[START]
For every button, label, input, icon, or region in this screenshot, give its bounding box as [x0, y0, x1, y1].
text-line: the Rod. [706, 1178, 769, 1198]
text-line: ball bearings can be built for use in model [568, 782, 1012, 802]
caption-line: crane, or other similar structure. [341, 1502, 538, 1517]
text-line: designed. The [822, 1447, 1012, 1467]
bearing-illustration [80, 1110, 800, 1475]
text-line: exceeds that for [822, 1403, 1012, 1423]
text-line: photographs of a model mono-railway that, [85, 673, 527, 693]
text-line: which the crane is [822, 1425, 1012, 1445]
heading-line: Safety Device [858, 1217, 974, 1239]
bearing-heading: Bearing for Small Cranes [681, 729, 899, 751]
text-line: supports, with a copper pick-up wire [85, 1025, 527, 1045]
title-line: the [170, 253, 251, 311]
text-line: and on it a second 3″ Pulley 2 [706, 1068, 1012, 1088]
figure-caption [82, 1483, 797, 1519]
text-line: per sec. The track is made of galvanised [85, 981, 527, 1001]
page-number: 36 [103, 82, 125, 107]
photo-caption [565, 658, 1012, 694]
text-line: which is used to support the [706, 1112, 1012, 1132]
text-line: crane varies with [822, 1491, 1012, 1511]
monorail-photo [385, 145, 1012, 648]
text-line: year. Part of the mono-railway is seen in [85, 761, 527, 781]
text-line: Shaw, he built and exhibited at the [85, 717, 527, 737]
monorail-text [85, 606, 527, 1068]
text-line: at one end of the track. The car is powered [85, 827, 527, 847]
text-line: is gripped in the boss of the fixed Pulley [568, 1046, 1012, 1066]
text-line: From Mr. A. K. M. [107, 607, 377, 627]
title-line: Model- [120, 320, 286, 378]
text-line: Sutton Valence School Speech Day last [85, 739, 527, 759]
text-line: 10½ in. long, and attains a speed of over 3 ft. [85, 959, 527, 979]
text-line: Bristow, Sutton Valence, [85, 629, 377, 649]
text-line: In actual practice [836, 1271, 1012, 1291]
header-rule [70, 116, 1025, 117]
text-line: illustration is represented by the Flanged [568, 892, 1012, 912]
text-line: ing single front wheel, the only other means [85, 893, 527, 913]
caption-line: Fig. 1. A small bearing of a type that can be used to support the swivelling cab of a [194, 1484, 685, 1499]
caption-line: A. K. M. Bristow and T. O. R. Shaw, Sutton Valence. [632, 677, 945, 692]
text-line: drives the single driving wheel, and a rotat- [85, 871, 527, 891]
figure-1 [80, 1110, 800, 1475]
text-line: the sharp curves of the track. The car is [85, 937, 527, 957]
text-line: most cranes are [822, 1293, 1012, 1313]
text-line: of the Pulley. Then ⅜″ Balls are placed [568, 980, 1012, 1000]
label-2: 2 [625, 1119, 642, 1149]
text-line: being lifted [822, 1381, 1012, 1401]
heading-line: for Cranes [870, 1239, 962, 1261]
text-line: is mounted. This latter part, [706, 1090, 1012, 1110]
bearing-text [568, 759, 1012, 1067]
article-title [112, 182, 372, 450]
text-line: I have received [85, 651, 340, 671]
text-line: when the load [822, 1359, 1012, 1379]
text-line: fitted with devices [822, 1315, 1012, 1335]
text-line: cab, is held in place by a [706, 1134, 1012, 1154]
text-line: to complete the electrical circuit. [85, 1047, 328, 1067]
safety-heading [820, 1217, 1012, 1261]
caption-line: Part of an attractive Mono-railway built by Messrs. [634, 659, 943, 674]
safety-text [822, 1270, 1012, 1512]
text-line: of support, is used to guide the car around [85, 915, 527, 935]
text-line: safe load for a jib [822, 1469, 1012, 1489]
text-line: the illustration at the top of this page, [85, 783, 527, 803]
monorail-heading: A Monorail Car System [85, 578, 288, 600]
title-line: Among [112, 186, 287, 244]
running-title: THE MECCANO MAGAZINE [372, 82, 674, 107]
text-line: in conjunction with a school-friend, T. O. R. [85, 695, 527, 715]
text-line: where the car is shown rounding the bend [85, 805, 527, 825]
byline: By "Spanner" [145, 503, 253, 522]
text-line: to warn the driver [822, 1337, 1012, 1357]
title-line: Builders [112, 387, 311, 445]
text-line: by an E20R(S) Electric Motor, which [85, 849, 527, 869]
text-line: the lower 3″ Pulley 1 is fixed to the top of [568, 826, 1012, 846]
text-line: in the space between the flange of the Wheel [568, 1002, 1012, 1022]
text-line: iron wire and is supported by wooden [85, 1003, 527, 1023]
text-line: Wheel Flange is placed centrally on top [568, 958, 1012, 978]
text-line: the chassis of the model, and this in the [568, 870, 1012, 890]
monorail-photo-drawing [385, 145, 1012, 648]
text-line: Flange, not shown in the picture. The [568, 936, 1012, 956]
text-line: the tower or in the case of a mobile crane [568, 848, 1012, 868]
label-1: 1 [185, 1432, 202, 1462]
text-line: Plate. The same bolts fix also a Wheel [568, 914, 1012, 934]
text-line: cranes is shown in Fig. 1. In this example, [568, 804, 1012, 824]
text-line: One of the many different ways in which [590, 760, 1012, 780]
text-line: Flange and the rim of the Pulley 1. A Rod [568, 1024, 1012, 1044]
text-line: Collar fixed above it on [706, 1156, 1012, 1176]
[END]
* What you will do
Please pull out the records from the first line down to the line that contains "text-line: and on", including that line, and reproduce each one unchanged.

* Answer to the exercise
For every button, label, input, icon, or region in this screenshot, give its bounding box as [x0, y0, x1, y1].
text-line: the Rod. [706, 1178, 769, 1198]
text-line: ball bearings can be built for use in model [568, 782, 1012, 802]
caption-line: crane, or other similar structure. [341, 1502, 538, 1517]
text-line: designed. The [822, 1447, 1012, 1467]
bearing-illustration [80, 1110, 800, 1475]
text-line: exceeds that for [822, 1403, 1012, 1423]
text-line: photographs of a model mono-railway that, [85, 673, 527, 693]
text-line: which the crane is [822, 1425, 1012, 1445]
heading-line: Safety Device [858, 1217, 974, 1239]
bearing-heading: Bearing for Small Cranes [681, 729, 899, 751]
text-line: supports, with a copper pick-up wire [85, 1025, 527, 1045]
title-line: the [170, 253, 251, 311]
text-line: and on it a second 3″ Pulley 2 [706, 1068, 1012, 1088]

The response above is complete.